### Exercise brief
Find each line containing the string "خلکان" and return it.

==== Input data ====

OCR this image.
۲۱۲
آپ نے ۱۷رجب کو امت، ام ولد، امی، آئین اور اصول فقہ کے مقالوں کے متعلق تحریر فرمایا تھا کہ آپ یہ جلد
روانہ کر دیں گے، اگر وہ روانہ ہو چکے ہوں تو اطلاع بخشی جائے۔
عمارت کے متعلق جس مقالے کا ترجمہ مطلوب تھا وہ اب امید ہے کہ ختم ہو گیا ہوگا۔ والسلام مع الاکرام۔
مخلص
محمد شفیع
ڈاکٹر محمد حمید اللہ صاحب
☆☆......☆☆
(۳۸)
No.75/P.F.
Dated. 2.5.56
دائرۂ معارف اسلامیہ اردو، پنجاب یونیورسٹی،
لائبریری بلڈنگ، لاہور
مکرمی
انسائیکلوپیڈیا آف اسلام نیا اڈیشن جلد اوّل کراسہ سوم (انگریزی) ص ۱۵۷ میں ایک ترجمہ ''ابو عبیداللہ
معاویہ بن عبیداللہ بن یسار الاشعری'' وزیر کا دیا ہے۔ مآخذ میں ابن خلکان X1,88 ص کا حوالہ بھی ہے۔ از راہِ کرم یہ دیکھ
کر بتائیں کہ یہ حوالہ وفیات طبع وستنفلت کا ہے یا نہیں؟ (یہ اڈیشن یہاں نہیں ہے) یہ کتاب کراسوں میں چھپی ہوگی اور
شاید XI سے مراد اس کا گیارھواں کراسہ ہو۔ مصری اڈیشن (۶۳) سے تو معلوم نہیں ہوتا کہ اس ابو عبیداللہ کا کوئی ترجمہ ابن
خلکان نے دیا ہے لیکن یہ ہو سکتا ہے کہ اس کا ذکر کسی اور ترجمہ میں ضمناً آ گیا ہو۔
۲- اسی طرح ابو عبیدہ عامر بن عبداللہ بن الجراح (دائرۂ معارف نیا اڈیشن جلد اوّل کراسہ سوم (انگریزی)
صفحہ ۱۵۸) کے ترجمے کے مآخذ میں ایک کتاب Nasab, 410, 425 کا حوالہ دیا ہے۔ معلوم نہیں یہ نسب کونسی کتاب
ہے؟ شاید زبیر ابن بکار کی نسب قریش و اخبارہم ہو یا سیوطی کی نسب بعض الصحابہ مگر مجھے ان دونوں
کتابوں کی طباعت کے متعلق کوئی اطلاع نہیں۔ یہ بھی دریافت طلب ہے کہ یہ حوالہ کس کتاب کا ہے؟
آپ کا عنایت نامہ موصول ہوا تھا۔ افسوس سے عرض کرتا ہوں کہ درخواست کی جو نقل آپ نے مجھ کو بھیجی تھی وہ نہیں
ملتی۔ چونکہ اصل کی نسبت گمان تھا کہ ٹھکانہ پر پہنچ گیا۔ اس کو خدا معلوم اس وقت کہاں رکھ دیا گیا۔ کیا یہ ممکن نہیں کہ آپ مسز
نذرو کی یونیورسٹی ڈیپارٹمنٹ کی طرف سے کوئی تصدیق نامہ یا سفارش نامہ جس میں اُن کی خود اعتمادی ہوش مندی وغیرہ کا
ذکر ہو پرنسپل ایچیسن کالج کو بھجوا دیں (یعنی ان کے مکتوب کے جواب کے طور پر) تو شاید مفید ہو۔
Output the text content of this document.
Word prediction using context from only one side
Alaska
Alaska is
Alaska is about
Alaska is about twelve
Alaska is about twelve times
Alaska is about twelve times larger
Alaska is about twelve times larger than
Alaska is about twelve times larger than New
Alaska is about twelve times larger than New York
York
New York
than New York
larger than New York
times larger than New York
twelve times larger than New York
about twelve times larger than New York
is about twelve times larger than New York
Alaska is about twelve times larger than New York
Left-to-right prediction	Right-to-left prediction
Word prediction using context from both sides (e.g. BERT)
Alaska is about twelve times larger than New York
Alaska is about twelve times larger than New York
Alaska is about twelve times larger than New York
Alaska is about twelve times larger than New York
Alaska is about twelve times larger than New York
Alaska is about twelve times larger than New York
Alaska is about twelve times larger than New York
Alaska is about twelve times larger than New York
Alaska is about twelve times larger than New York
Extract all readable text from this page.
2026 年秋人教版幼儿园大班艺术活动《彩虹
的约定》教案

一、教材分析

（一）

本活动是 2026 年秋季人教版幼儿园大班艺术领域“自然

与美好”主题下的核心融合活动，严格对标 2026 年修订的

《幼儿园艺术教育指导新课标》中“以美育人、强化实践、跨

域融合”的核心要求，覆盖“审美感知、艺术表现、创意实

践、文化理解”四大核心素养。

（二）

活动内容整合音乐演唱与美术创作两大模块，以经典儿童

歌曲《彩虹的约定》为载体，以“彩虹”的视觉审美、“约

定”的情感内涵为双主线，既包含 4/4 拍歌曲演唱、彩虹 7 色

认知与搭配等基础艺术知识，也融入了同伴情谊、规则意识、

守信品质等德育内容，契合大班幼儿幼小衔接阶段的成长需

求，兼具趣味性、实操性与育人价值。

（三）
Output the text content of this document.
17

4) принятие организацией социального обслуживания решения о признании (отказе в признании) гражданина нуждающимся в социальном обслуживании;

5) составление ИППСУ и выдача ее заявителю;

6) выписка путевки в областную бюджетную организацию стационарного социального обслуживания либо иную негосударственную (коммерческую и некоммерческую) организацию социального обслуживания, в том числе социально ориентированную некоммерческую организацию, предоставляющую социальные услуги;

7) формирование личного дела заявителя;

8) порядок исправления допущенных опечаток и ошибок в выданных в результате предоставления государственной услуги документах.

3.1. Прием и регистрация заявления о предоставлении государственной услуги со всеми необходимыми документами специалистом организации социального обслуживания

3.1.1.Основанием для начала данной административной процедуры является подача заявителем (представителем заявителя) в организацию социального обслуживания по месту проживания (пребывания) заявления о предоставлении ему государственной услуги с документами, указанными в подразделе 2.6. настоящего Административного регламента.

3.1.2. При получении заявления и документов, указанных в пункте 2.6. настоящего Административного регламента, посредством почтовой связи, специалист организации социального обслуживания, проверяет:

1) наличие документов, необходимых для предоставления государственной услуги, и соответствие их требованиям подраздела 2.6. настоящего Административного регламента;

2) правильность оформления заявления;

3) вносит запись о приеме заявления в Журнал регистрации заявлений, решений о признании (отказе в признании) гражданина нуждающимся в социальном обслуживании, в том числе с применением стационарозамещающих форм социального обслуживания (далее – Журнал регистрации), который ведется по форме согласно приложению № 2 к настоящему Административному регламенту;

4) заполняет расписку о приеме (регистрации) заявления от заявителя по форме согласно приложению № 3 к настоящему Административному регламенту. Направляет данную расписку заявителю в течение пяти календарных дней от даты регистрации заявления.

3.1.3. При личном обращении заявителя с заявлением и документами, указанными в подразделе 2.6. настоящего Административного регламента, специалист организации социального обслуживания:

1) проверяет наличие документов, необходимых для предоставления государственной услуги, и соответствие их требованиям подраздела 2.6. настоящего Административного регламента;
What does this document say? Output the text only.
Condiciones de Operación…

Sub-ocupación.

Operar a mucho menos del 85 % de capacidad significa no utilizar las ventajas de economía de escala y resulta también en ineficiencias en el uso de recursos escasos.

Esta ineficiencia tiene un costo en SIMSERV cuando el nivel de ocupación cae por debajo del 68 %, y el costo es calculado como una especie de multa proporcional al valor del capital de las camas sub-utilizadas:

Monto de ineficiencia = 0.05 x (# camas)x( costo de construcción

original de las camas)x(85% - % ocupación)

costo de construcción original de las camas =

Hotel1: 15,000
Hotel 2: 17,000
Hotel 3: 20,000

====

### Expected output
معاویہ بن عبیداللہ بن یسار الاشعری'' وزیر کا دیا ہے۔ مآخذ میں ابن خلکان X1,88 ص کا حوالہ بھی ہے۔ از راہِ کرم یہ دیکھ
خلکان نے دیا ہے لیکن یہ ہو سکتا ہے کہ اس کا ذکر کسی اور ترجمہ میں ضمناً آ گیا ہو۔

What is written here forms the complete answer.